# EXERCISE GOAL
Restate the data exactly as given and keep the pictures out.

# Records from a dataset
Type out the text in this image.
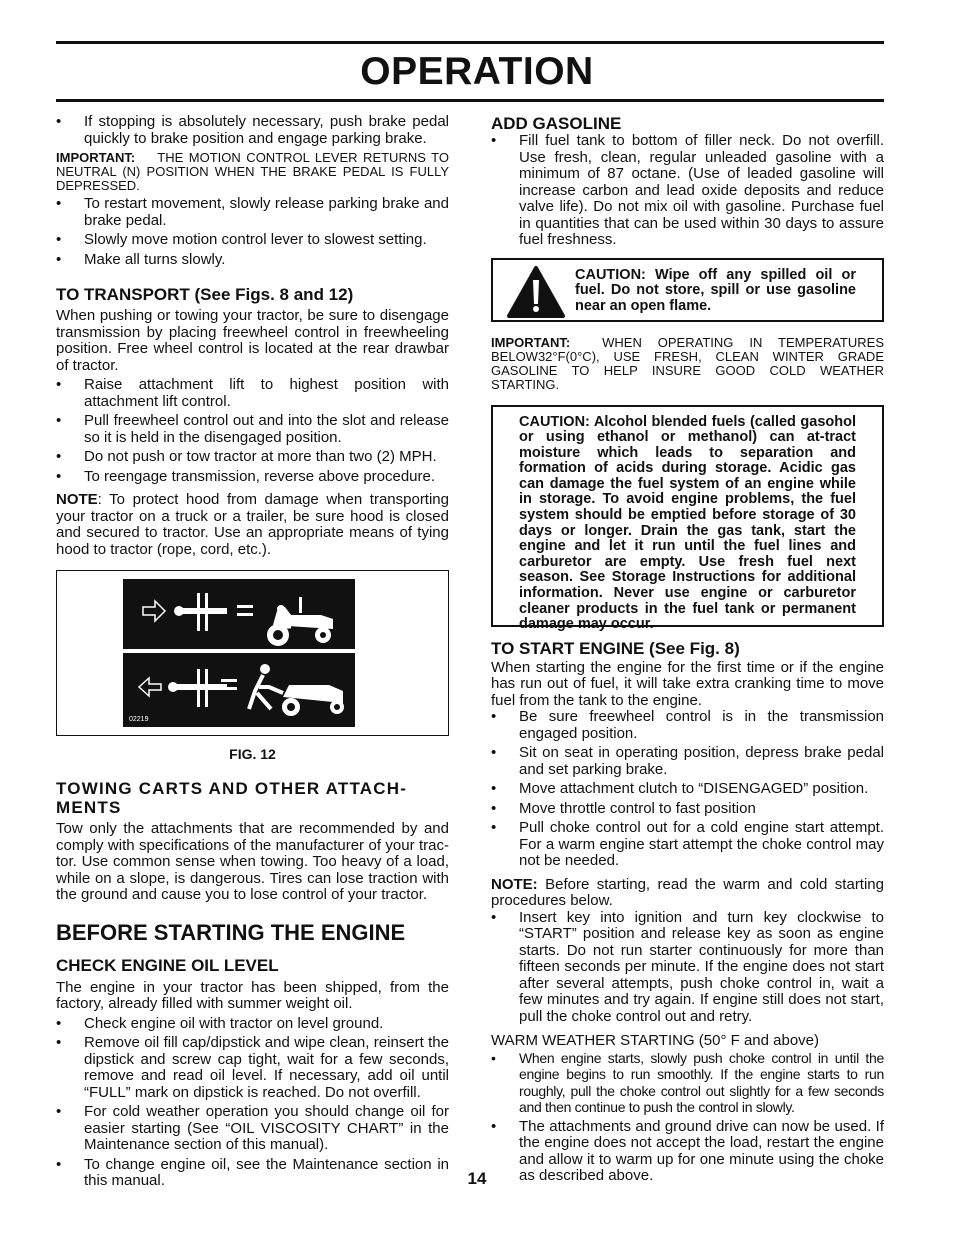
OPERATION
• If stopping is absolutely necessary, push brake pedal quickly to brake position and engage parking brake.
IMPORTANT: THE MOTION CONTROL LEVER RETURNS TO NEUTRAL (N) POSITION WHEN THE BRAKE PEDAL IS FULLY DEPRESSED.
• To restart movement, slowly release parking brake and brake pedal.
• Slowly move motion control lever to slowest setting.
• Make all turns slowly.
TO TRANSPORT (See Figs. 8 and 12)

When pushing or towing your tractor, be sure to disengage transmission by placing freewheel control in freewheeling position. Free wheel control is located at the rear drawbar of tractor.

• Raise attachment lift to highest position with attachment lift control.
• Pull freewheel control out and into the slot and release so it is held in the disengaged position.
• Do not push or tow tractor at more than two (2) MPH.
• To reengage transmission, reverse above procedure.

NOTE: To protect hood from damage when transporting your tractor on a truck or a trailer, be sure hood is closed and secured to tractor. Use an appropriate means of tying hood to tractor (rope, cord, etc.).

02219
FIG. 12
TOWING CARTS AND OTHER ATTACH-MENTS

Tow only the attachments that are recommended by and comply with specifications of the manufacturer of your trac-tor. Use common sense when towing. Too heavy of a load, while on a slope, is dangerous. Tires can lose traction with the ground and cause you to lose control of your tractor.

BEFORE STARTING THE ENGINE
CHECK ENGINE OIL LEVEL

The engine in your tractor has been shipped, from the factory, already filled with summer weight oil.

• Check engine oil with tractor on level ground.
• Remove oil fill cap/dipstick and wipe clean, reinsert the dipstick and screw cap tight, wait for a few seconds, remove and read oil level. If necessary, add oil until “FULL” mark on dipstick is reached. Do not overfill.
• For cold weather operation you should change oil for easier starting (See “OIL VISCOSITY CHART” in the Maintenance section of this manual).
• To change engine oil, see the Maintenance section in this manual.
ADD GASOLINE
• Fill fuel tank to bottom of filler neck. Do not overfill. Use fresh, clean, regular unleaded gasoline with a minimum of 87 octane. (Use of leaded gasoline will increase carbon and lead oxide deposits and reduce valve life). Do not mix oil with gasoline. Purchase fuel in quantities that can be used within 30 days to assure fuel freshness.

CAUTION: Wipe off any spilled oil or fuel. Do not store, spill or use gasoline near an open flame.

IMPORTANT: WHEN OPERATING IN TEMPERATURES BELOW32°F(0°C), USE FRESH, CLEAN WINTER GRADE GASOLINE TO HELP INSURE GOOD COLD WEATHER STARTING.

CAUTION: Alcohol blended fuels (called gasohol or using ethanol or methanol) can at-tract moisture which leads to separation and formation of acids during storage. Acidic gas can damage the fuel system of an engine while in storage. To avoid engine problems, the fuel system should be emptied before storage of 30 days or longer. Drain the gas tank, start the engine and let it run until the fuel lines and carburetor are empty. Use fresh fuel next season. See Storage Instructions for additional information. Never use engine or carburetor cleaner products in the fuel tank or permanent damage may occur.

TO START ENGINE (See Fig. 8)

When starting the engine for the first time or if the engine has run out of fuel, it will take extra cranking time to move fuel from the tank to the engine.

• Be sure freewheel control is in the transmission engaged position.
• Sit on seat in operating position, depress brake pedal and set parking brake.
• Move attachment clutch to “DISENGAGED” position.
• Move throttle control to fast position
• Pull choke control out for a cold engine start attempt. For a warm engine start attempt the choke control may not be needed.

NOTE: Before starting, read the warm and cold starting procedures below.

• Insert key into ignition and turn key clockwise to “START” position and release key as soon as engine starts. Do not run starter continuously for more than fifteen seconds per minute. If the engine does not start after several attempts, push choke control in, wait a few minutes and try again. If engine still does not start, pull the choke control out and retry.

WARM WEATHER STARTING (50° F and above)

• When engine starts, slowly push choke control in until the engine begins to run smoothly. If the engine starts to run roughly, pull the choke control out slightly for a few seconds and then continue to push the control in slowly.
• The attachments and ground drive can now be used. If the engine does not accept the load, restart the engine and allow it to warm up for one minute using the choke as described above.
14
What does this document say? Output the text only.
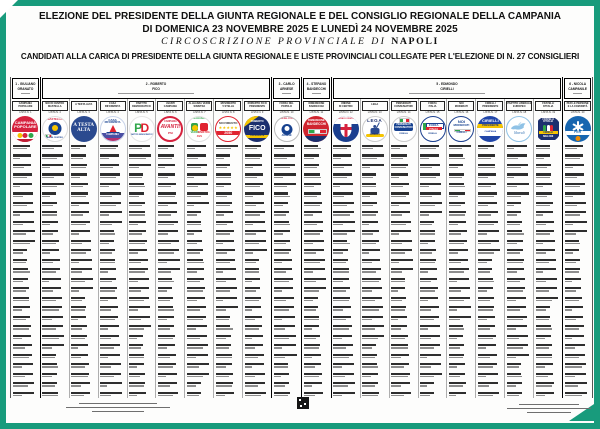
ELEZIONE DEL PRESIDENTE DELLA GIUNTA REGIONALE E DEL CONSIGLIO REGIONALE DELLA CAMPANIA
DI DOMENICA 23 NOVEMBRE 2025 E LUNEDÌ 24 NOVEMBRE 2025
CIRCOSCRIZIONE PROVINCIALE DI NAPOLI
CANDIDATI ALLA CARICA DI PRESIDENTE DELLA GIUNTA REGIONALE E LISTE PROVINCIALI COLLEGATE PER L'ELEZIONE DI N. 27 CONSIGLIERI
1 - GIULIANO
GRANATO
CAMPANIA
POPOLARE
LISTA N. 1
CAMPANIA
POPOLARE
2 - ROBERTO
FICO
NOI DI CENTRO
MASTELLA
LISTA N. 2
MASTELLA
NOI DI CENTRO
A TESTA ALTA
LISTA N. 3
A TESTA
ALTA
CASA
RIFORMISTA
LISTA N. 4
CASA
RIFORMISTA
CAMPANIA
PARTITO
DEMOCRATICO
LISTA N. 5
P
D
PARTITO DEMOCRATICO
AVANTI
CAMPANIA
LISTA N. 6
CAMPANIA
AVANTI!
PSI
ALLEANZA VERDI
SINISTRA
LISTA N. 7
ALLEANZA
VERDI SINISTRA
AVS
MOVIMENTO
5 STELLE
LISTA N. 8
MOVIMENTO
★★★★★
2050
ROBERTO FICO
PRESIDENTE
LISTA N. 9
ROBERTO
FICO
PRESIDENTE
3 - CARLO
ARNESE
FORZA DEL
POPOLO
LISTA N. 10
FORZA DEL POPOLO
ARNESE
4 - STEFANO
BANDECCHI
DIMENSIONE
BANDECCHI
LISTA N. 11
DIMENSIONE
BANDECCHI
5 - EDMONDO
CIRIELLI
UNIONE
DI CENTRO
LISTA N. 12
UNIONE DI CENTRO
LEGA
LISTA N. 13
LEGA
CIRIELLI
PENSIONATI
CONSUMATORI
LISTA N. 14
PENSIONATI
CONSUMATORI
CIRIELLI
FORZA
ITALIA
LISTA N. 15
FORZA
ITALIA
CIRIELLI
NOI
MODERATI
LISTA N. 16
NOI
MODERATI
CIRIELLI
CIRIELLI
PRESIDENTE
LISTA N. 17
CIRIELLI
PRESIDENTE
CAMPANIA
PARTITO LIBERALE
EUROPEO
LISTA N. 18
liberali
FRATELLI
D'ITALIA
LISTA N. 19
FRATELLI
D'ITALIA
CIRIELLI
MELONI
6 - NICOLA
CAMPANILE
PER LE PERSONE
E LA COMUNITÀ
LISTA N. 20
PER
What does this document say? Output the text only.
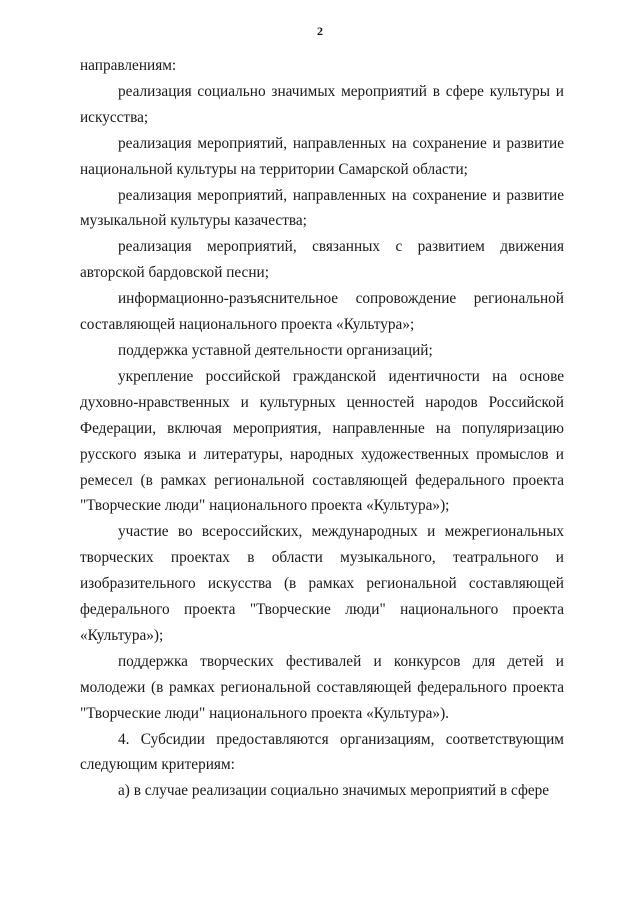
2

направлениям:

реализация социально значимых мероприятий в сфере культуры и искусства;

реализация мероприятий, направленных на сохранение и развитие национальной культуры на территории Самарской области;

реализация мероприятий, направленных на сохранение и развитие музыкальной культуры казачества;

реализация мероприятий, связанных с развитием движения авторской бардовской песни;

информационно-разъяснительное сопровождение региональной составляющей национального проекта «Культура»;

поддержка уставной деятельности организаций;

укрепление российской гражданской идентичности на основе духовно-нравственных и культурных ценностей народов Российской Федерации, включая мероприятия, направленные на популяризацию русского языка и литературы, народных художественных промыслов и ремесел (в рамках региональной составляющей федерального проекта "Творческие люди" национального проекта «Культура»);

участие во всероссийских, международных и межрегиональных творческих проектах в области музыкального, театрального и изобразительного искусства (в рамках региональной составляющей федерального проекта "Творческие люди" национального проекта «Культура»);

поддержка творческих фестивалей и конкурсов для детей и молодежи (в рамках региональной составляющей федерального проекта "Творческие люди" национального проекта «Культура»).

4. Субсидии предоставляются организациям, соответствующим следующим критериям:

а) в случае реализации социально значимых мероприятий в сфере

# WRITTEN SOLUTION
Type out the text in this image.
OPERATION
• If stopping is absolutely necessary, push brake pedal quickly to brake position and engage parking brake.
IMPORTANT: THE MOTION CONTROL LEVER RETURNS TO NEUTRAL (N) POSITION WHEN THE BRAKE PEDAL IS FULLY DEPRESSED.
• To restart movement, slowly release parking brake and brake pedal.
• Slowly move motion control lever to slowest setting.
• Make all turns slowly.
TO TRANSPORT (See Figs. 8 and 12)

When pushing or towing your tractor, be sure to disengage transmission by placing freewheel control in freewheeling position. Free wheel control is located at the rear drawbar of tractor.

• Raise attachment lift to highest position with attachment lift control.
• Pull freewheel control out and into the slot and release so it is held in the disengaged position.
• Do not push or tow tractor at more than two (2) MPH.
• To reengage transmission, reverse above procedure.

NOTE: To protect hood from damage when transporting your tractor on a truck or a trailer, be sure hood is closed and secured to tractor. Use an appropriate means of tying hood to tractor (rope, cord, etc.).

02219
FIG. 12
TOWING CARTS AND OTHER ATTACH-MENTS

Tow only the attachments that are recommended by and comply with specifications of the manufacturer of your trac-tor. Use common sense when towing. Too heavy of a load, while on a slope, is dangerous. Tires can lose traction with the ground and cause you to lose control of your tractor.

BEFORE STARTING THE ENGINE
CHECK ENGINE OIL LEVEL

The engine in your tractor has been shipped, from the factory, already filled with summer weight oil.

• Check engine oil with tractor on level ground.
• Remove oil fill cap/dipstick and wipe clean, reinsert the dipstick and screw cap tight, wait for a few seconds, remove and read oil level. If necessary, add oil until “FULL” mark on dipstick is reached. Do not overfill.
• For cold weather operation you should change oil for easier starting (See “OIL VISCOSITY CHART” in the Maintenance section of this manual).
• To change engine oil, see the Maintenance section in this manual.
ADD GASOLINE
• Fill fuel tank to bottom of filler neck. Do not overfill. Use fresh, clean, regular unleaded gasoline with a minimum of 87 octane. (Use of leaded gasoline will increase carbon and lead oxide deposits and reduce valve life). Do not mix oil with gasoline. Purchase fuel in quantities that can be used within 30 days to assure fuel freshness.

CAUTION: Wipe off any spilled oil or fuel. Do not store, spill or use gasoline near an open flame.

IMPORTANT: WHEN OPERATING IN TEMPERATURES BELOW32°F(0°C), USE FRESH, CLEAN WINTER GRADE GASOLINE TO HELP INSURE GOOD COLD WEATHER STARTING.

CAUTION: Alcohol blended fuels (called gasohol or using ethanol or methanol) can at-tract moisture which leads to separation and formation of acids during storage. Acidic gas can damage the fuel system of an engine while in storage. To avoid engine problems, the fuel system should be emptied before storage of 30 days or longer. Drain the gas tank, start the engine and let it run until the fuel lines and carburetor are empty. Use fresh fuel next season. See Storage Instructions for additional information. Never use engine or carburetor cleaner products in the fuel tank or permanent damage may occur.

TO START ENGINE (See Fig. 8)

When starting the engine for the first time or if the engine has run out of fuel, it will take extra cranking time to move fuel from the tank to the engine.

• Be sure freewheel control is in the transmission engaged position.
• Sit on seat in operating position, depress brake pedal and set parking brake.
• Move attachment clutch to “DISENGAGED” position.
• Move throttle control to fast position
• Pull choke control out for a cold engine start attempt. For a warm engine start attempt the choke control may not be needed.

NOTE: Before starting, read the warm and cold starting procedures below.

• Insert key into ignition and turn key clockwise to “START” position and release key as soon as engine starts. Do not run starter continuously for more than fifteen seconds per minute. If the engine does not start after several attempts, push choke control in, wait a few minutes and try again. If engine still does not start, pull the choke control out and retry.

WARM WEATHER STARTING (50° F and above)

• When engine starts, slowly push choke control in until the engine begins to run smoothly. If the engine starts to run roughly, pull the choke control out slightly for a few seconds and then continue to push the control in slowly.
• The attachments and ground drive can now be used. If the engine does not accept the load, restart the engine and allow it to warm up for one minute using the choke as described above.
14
What does this document say? Output the text only.
ELEZIONE DEL PRESIDENTE DELLA GIUNTA REGIONALE E DEL CONSIGLIO REGIONALE DELLA CAMPANIA
DI DOMENICA 23 NOVEMBRE 2025 E LUNEDÌ 24 NOVEMBRE 2025
CIRCOSCRIZIONE PROVINCIALE DI NAPOLI
CANDIDATI ALLA CARICA DI PRESIDENTE DELLA GIUNTA REGIONALE E LISTE PROVINCIALI COLLEGATE PER L'ELEZIONE DI N. 27 CONSIGLIERI
1 - GIULIANO
GRANATO
CAMPANIA
POPOLARE
LISTA N. 1
CAMPANIA
POPOLARE
2 - ROBERTO
FICO
NOI DI CENTRO
MASTELLA
LISTA N. 2
MASTELLA
NOI DI CENTRO
A TESTA ALTA
LISTA N. 3
A TESTA
ALTA
CASA
RIFORMISTA
LISTA N. 4
CASA
RIFORMISTA
CAMPANIA
PARTITO
DEMOCRATICO
LISTA N. 5
P
D
PARTITO DEMOCRATICO
AVANTI
CAMPANIA
LISTA N. 6
CAMPANIA
AVANTI!
PSI
ALLEANZA VERDI
SINISTRA
LISTA N. 7
ALLEANZA
VERDI SINISTRA
AVS
MOVIMENTO
5 STELLE
LISTA N. 8
MOVIMENTO
★★★★★
2050
ROBERTO FICO
PRESIDENTE
LISTA N. 9
ROBERTO
FICO
PRESIDENTE
3 - CARLO
ARNESE
FORZA DEL
POPOLO
LISTA N. 10
FORZA DEL POPOLO
ARNESE
4 - STEFANO
BANDECCHI
DIMENSIONE
BANDECCHI
LISTA N. 11
DIMENSIONE
BANDECCHI
5 - EDMONDO
CIRIELLI
UNIONE
DI CENTRO
LISTA N. 12
UNIONE DI CENTRO
LEGA
LISTA N. 13
LEGA
CIRIELLI
PENSIONATI
CONSUMATORI
LISTA N. 14
PENSIONATI
CONSUMATORI
CIRIELLI
FORZA
ITALIA
LISTA N. 15
FORZA
ITALIA
CIRIELLI
NOI
MODERATI
LISTA N. 16
NOI
MODERATI
CIRIELLI
CIRIELLI
PRESIDENTE
LISTA N. 17
CIRIELLI
PRESIDENTE
CAMPANIA
PARTITO LIBERALE
EUROPEO
LISTA N. 18
liberali
FRATELLI
D'ITALIA
LISTA N. 19
FRATELLI
D'ITALIA
CIRIELLI
MELONI
6 - NICOLA
CAMPANILE
PER LE PERSONE
E LA COMUNITÀ
LISTA N. 20
PER
What does this document say? Output the text only.
2

направлениям:

реализация социально значимых мероприятий в сфере культуры и искусства;

реализация мероприятий, направленных на сохранение и развитие национальной культуры на территории Самарской области;

реализация мероприятий, направленных на сохранение и развитие музыкальной культуры казачества;

реализация мероприятий, связанных с развитием движения авторской бардовской песни;

информационно-разъяснительное сопровождение региональной составляющей национального проекта «Культура»;

поддержка уставной деятельности организаций;

укрепление российской гражданской идентичности на основе духовно-нравственных и культурных ценностей народов Российской Федерации, включая мероприятия, направленные на популяризацию русского языка и литературы, народных художественных промыслов и ремесел (в рамках региональной составляющей федерального проекта "Творческие люди" национального проекта «Культура»);

участие во всероссийских, международных и межрегиональных творческих проектах в области музыкального, театрального и изобразительного искусства (в рамках региональной составляющей федерального проекта "Творческие люди" национального проекта «Культура»);

поддержка творческих фестивалей и конкурсов для детей и молодежи (в рамках региональной составляющей федерального проекта "Творческие люди" национального проекта «Культура»).

4. Субсидии предоставляются организациям, соответствующим следующим критериям:

а) в случае реализации социально значимых мероприятий в сфере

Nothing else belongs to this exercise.